In the records that follow, show each line where the word "CATIA" is present.

MATERIALS PROVIDED:
BEGIN

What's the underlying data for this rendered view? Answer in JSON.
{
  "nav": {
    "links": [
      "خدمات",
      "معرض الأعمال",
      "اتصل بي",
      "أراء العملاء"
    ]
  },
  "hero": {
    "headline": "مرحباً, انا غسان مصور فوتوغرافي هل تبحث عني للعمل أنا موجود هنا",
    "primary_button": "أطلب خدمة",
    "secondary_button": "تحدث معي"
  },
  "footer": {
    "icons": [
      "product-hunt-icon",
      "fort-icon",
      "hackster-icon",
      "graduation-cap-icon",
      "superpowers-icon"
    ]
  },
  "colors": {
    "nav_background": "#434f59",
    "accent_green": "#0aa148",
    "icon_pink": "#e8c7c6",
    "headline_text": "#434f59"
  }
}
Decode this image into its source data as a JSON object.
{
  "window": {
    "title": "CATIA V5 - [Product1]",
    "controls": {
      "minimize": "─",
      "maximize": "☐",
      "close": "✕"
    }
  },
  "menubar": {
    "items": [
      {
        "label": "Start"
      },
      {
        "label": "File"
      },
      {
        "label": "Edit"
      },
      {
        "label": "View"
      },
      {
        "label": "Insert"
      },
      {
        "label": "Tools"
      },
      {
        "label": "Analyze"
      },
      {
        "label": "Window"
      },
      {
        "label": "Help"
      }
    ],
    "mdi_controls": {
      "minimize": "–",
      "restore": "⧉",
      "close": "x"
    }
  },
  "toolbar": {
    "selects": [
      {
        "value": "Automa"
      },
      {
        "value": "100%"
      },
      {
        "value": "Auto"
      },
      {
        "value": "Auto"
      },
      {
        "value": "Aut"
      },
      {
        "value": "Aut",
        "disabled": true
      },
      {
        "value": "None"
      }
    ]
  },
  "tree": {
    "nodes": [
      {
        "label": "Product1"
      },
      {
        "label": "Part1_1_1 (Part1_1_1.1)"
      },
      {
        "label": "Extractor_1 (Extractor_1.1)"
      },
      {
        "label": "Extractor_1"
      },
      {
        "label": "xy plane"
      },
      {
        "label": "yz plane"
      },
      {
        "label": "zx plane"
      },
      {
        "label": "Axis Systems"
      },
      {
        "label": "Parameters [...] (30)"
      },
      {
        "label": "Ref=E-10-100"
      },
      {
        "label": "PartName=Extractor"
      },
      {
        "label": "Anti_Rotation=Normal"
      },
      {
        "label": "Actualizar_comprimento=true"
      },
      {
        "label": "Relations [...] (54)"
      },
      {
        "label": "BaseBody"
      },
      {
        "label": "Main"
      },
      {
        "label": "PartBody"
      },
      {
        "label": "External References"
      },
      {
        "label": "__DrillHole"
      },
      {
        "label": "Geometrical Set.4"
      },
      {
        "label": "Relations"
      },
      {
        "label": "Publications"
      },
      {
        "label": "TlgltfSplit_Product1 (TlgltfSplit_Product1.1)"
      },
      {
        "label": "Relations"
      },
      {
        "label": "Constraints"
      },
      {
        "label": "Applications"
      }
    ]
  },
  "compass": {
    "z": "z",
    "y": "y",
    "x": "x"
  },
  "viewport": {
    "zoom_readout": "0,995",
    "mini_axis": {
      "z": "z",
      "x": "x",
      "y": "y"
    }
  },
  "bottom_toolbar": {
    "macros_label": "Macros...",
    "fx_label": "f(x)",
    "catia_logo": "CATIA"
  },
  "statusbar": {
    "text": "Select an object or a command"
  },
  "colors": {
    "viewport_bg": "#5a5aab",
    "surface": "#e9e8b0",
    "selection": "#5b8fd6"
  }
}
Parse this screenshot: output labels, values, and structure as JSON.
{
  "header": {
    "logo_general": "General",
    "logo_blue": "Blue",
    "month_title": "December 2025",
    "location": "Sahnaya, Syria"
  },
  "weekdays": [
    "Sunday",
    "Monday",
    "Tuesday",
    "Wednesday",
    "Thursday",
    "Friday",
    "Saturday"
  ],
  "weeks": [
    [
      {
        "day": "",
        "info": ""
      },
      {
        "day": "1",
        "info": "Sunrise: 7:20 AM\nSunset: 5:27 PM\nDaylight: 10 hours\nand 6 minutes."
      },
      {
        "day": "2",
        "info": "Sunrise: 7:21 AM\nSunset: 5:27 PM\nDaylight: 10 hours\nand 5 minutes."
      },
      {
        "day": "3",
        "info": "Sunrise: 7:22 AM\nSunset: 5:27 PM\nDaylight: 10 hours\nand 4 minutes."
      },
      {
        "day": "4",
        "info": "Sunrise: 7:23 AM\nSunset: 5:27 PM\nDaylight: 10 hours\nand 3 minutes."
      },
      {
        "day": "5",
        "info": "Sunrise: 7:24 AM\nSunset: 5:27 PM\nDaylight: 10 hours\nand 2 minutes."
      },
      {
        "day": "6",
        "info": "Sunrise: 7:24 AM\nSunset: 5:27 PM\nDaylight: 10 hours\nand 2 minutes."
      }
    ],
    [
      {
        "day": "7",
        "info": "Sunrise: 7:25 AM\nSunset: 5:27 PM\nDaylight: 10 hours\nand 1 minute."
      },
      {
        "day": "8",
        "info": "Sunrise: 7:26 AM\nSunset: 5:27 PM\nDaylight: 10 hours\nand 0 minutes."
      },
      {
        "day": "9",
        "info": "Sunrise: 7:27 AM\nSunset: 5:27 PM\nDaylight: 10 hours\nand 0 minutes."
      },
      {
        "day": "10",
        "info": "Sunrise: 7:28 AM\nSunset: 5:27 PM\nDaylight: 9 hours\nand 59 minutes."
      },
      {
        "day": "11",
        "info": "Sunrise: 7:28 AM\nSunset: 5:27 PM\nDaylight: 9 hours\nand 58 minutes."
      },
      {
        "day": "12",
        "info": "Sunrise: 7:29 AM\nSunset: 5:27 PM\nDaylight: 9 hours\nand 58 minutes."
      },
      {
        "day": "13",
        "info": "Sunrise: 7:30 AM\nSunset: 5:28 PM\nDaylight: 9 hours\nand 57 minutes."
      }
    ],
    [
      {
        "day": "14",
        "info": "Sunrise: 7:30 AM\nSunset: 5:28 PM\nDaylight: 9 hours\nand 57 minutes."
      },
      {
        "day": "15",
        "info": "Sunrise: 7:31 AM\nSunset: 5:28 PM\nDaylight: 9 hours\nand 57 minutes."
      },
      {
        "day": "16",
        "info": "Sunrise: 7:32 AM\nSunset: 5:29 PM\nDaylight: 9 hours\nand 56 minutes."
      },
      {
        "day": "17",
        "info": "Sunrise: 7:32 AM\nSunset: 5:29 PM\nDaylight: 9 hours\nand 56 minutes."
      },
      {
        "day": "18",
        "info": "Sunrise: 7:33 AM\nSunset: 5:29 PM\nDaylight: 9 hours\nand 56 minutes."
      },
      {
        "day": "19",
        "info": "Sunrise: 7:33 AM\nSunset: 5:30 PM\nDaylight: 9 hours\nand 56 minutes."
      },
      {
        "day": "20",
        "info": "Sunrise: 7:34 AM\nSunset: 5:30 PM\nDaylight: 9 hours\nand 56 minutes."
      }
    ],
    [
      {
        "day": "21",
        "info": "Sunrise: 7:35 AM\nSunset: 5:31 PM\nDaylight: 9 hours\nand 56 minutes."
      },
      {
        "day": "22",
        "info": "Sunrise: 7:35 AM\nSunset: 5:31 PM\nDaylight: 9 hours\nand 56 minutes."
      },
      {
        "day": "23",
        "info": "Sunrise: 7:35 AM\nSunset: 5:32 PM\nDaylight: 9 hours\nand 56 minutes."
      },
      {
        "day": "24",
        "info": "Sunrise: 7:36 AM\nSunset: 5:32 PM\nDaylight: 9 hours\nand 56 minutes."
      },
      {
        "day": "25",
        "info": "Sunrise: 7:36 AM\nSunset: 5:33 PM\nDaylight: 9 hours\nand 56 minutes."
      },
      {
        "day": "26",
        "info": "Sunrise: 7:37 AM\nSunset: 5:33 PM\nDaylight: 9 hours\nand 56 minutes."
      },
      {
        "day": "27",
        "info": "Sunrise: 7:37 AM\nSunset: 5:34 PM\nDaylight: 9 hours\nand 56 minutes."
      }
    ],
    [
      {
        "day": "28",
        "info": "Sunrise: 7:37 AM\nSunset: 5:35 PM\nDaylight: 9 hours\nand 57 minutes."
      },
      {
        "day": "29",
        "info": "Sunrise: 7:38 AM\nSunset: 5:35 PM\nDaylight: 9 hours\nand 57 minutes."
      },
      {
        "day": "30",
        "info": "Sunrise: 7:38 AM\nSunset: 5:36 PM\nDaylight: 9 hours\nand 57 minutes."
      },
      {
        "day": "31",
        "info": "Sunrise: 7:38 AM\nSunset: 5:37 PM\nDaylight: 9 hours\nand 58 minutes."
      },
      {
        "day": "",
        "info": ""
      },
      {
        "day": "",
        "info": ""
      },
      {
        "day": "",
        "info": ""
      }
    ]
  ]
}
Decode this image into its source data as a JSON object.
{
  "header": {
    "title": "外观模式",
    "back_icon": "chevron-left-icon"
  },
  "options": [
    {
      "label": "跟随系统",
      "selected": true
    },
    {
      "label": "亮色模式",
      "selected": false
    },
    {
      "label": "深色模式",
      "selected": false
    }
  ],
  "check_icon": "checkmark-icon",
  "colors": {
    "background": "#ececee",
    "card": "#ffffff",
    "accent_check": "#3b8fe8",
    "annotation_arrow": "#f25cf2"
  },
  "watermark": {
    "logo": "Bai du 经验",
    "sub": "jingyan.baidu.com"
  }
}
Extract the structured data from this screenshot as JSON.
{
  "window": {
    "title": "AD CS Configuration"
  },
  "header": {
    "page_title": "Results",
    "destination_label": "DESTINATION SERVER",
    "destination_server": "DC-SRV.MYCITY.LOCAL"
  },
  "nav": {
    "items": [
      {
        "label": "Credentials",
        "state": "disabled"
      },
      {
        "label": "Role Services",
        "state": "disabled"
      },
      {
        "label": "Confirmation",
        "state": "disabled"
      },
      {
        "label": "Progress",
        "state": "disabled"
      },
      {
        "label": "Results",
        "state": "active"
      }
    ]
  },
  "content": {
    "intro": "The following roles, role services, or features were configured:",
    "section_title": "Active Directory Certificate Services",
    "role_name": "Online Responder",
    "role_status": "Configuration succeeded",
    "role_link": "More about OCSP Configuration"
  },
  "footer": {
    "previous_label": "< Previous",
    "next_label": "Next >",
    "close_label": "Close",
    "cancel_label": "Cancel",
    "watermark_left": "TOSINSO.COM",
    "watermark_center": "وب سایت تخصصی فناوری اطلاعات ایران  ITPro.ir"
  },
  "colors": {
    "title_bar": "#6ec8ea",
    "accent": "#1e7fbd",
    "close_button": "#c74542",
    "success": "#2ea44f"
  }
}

END

WORKED SOLUTION:
    "title": "CATIA V5 - [Product1]",
    "catia_logo": "CATIA"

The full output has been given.